- **Written exercise**:
Will you quote all of the entries, word for word?

- **The records**:
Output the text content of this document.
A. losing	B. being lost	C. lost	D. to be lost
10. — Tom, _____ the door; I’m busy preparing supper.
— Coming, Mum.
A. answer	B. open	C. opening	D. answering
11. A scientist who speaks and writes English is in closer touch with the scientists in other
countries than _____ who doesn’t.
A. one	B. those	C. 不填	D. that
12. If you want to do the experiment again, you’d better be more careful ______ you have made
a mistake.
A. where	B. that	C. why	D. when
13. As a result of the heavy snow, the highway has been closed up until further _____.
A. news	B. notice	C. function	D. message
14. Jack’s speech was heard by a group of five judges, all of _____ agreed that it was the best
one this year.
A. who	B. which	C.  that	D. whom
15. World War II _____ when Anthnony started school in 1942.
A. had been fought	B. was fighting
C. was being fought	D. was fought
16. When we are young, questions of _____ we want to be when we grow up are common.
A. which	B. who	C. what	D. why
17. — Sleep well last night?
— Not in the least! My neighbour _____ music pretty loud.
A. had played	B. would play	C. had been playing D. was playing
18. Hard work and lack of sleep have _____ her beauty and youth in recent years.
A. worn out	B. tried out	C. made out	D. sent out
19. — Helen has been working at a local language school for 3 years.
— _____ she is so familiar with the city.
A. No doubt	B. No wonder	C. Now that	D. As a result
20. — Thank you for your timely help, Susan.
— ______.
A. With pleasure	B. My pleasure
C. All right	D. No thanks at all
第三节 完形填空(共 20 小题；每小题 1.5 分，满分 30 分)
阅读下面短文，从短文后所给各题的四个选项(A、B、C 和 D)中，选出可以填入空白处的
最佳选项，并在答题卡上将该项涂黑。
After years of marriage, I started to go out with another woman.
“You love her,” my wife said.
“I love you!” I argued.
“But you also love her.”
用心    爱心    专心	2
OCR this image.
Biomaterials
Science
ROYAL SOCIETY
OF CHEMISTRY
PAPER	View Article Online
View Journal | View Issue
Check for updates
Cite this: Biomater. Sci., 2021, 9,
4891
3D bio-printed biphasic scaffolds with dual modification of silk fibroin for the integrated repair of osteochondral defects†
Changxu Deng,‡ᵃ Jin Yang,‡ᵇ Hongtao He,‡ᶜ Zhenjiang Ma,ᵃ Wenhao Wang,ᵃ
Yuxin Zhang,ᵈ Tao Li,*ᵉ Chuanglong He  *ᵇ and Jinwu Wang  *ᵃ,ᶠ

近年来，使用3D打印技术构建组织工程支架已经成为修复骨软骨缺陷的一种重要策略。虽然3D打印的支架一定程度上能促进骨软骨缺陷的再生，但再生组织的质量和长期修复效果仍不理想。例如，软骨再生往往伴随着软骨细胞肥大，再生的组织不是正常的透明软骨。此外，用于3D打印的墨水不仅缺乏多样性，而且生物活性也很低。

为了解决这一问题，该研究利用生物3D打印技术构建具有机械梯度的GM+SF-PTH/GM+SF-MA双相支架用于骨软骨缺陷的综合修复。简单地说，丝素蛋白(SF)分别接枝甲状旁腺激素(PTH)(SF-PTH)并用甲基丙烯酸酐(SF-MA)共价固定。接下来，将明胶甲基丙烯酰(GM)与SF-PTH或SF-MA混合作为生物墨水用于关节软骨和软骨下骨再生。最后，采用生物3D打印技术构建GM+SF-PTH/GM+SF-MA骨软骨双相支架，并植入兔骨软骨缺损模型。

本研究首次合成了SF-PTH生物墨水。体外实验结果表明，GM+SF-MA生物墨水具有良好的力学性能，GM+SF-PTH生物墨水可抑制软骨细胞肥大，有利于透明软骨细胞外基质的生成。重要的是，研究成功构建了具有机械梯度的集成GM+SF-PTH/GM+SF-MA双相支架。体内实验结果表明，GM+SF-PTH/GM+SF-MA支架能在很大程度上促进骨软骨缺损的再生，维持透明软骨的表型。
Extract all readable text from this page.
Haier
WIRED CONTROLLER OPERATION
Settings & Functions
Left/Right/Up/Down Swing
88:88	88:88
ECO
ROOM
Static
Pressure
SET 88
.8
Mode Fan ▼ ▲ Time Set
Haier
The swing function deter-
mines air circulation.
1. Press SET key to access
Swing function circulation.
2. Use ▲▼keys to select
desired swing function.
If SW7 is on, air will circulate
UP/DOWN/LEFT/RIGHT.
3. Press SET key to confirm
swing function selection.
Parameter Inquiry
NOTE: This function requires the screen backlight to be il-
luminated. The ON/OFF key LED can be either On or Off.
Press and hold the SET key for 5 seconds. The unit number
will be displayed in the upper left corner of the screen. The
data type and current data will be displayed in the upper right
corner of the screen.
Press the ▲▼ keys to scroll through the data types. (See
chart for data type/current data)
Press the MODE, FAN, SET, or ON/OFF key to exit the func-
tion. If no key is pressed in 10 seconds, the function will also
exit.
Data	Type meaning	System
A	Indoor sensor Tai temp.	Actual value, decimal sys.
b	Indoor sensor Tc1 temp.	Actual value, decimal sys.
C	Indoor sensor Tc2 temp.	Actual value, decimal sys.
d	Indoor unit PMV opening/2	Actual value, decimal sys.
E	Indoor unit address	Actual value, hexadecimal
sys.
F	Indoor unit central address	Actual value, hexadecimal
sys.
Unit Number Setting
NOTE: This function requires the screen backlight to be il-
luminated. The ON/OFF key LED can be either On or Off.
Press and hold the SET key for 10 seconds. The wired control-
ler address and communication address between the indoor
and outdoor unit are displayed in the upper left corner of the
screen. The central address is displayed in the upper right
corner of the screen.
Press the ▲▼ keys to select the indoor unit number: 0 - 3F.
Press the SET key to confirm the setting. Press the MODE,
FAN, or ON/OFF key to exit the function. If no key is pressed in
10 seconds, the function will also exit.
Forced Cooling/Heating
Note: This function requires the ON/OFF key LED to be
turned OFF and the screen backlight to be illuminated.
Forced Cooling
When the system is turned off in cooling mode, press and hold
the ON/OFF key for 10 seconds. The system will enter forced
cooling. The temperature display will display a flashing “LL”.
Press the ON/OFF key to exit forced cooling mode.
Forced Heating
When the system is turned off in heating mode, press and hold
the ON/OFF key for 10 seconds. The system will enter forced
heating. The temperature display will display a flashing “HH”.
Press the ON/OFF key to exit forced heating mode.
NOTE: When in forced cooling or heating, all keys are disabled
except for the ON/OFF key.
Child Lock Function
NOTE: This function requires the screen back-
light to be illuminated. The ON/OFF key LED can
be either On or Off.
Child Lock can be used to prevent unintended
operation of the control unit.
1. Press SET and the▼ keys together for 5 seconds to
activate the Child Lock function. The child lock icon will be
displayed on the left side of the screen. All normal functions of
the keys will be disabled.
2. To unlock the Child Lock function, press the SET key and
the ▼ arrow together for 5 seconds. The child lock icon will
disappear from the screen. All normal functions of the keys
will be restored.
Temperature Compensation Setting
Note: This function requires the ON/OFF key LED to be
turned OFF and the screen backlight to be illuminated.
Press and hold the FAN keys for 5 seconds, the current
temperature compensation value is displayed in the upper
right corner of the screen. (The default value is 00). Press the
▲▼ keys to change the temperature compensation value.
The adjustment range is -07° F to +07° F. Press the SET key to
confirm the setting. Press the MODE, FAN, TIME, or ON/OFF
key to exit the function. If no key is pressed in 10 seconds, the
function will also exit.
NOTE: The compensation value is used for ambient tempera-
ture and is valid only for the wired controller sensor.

- **Task answer**:
Output the text content of this document.
A. losing	B. being lost	C. lost	D. to be lost
10. — Tom, _____ the door; I’m busy preparing supper.
— Coming, Mum.
A. answer	B. open	C. opening	D. answering
11. A scientist who speaks and writes English is in closer touch with the scientists in other
countries than _____ who doesn’t.
A. one	B. those	C. 不填	D. that
12. If you want to do the experiment again, you’d better be more careful ______ you have made
a mistake.
A. where	B. that	C. why	D. when
13. As a result of the heavy snow, the highway has been closed up until further _____.
A. news	B. notice	C. function	D. message
14. Jack’s speech was heard by a group of five judges, all of _____ agreed that it was the best
one this year.
A. who	B. which	C.  that	D. whom
15. World War II _____ when Anthnony started school in 1942.
A. had been fought	B. was fighting
C. was being fought	D. was fought
16. When we are young, questions of _____ we want to be when we grow up are common.
A. which	B. who	C. what	D. why
17. — Sleep well last night?
— Not in the least! My neighbour _____ music pretty loud.
A. had played	B. would play	C. had been playing D. was playing
18. Hard work and lack of sleep have _____ her beauty and youth in recent years.
A. worn out	B. tried out	C. made out	D. sent out
19. — Helen has been working at a local language school for 3 years.
— _____ she is so familiar with the city.
A. No doubt	B. No wonder	C. Now that	D. As a result
20. — Thank you for your timely help, Susan.
— ______.
A. With pleasure	B. My pleasure
C. All right	D. No thanks at all
第三节 完形填空(共 20 小题；每小题 1.5 分，满分 30 分)
阅读下面短文，从短文后所给各题的四个选项(A、B、C 和 D)中，选出可以填入空白处的
最佳选项，并在答题卡上将该项涂黑。
After years of marriage, I started to go out with another woman.
“You love her,” my wife said.
“I love you!” I argued.
“But you also love her.”
用心    爱心    专心	2
OCR this image.
Biomaterials
Science
ROYAL SOCIETY
OF CHEMISTRY
PAPER	View Article Online
View Journal | View Issue
Check for updates
Cite this: Biomater. Sci., 2021, 9,
4891
3D bio-printed biphasic scaffolds with dual modification of silk fibroin for the integrated repair of osteochondral defects†
Changxu Deng,‡ᵃ Jin Yang,‡ᵇ Hongtao He,‡ᶜ Zhenjiang Ma,ᵃ Wenhao Wang,ᵃ
Yuxin Zhang,ᵈ Tao Li,*ᵉ Chuanglong He  *ᵇ and Jinwu Wang  *ᵃ,ᶠ

近年来，使用3D打印技术构建组织工程支架已经成为修复骨软骨缺陷的一种重要策略。虽然3D打印的支架一定程度上能促进骨软骨缺陷的再生，但再生组织的质量和长期修复效果仍不理想。例如，软骨再生往往伴随着软骨细胞肥大，再生的组织不是正常的透明软骨。此外，用于3D打印的墨水不仅缺乏多样性，而且生物活性也很低。

为了解决这一问题，该研究利用生物3D打印技术构建具有机械梯度的GM+SF-PTH/GM+SF-MA双相支架用于骨软骨缺陷的综合修复。简单地说，丝素蛋白(SF)分别接枝甲状旁腺激素(PTH)(SF-PTH)并用甲基丙烯酸酐(SF-MA)共价固定。接下来，将明胶甲基丙烯酰(GM)与SF-PTH或SF-MA混合作为生物墨水用于关节软骨和软骨下骨再生。最后，采用生物3D打印技术构建GM+SF-PTH/GM+SF-MA骨软骨双相支架，并植入兔骨软骨缺损模型。

本研究首次合成了SF-PTH生物墨水。体外实验结果表明，GM+SF-MA生物墨水具有良好的力学性能，GM+SF-PTH生物墨水可抑制软骨细胞肥大，有利于透明软骨细胞外基质的生成。重要的是，研究成功构建了具有机械梯度的集成GM+SF-PTH/GM+SF-MA双相支架。体内实验结果表明，GM+SF-PTH/GM+SF-MA支架能在很大程度上促进骨软骨缺损的再生，维持透明软骨的表型。
Extract all readable text from this page.
Haier
WIRED CONTROLLER OPERATION
Settings & Functions
Left/Right/Up/Down Swing
88:88	88:88
ECO
ROOM
Static
Pressure
SET 88
.8
Mode Fan ▼ ▲ Time Set
Haier
The swing function deter-
mines air circulation.
1. Press SET key to access
Swing function circulation.
2. Use ▲▼keys to select
desired swing function.
If SW7 is on, air will circulate
UP/DOWN/LEFT/RIGHT.
3. Press SET key to confirm
swing function selection.
Parameter Inquiry
NOTE: This function requires the screen backlight to be il-
luminated. The ON/OFF key LED can be either On or Off.
Press and hold the SET key for 5 seconds. The unit number
will be displayed in the upper left corner of the screen. The
data type and current data will be displayed in the upper right
corner of the screen.
Press the ▲▼ keys to scroll through the data types. (See
chart for data type/current data)
Press the MODE, FAN, SET, or ON/OFF key to exit the func-
tion. If no key is pressed in 10 seconds, the function will also
exit.
Data	Type meaning	System
A	Indoor sensor Tai temp.	Actual value, decimal sys.
b	Indoor sensor Tc1 temp.	Actual value, decimal sys.
C	Indoor sensor Tc2 temp.	Actual value, decimal sys.
d	Indoor unit PMV opening/2	Actual value, decimal sys.
E	Indoor unit address	Actual value, hexadecimal
sys.
F	Indoor unit central address	Actual value, hexadecimal
sys.
Unit Number Setting
NOTE: This function requires the screen backlight to be il-
luminated. The ON/OFF key LED can be either On or Off.
Press and hold the SET key for 10 seconds. The wired control-
ler address and communication address between the indoor
and outdoor unit are displayed in the upper left corner of the
screen. The central address is displayed in the upper right
corner of the screen.
Press the ▲▼ keys to select the indoor unit number: 0 - 3F.
Press the SET key to confirm the setting. Press the MODE,
FAN, or ON/OFF key to exit the function. If no key is pressed in
10 seconds, the function will also exit.
Forced Cooling/Heating
Note: This function requires the ON/OFF key LED to be
turned OFF and the screen backlight to be illuminated.
Forced Cooling
When the system is turned off in cooling mode, press and hold
the ON/OFF key for 10 seconds. The system will enter forced
cooling. The temperature display will display a flashing “LL”.
Press the ON/OFF key to exit forced cooling mode.
Forced Heating
When the system is turned off in heating mode, press and hold
the ON/OFF key for 10 seconds. The system will enter forced
heating. The temperature display will display a flashing “HH”.
Press the ON/OFF key to exit forced heating mode.
NOTE: When in forced cooling or heating, all keys are disabled
except for the ON/OFF key.
Child Lock Function
NOTE: This function requires the screen back-
light to be illuminated. The ON/OFF key LED can
be either On or Off.
Child Lock can be used to prevent unintended
operation of the control unit.
1. Press SET and the▼ keys together for 5 seconds to
activate the Child Lock function. The child lock icon will be
displayed on the left side of the screen. All normal functions of
the keys will be disabled.
2. To unlock the Child Lock function, press the SET key and
the ▼ arrow together for 5 seconds. The child lock icon will
disappear from the screen. All normal functions of the keys
will be restored.
Temperature Compensation Setting
Note: This function requires the ON/OFF key LED to be
turned OFF and the screen backlight to be illuminated.
Press and hold the FAN keys for 5 seconds, the current
temperature compensation value is displayed in the upper
right corner of the screen. (The default value is 00). Press the
▲▼ keys to change the temperature compensation value.
The adjustment range is -07° F to +07° F. Press the SET key to
confirm the setting. Press the MODE, FAN, TIME, or ON/OFF
key to exit the function. If no key is pressed in 10 seconds, the
function will also exit.
NOTE: The compensation value is used for ambient tempera-
ture and is valid only for the wired controller sensor.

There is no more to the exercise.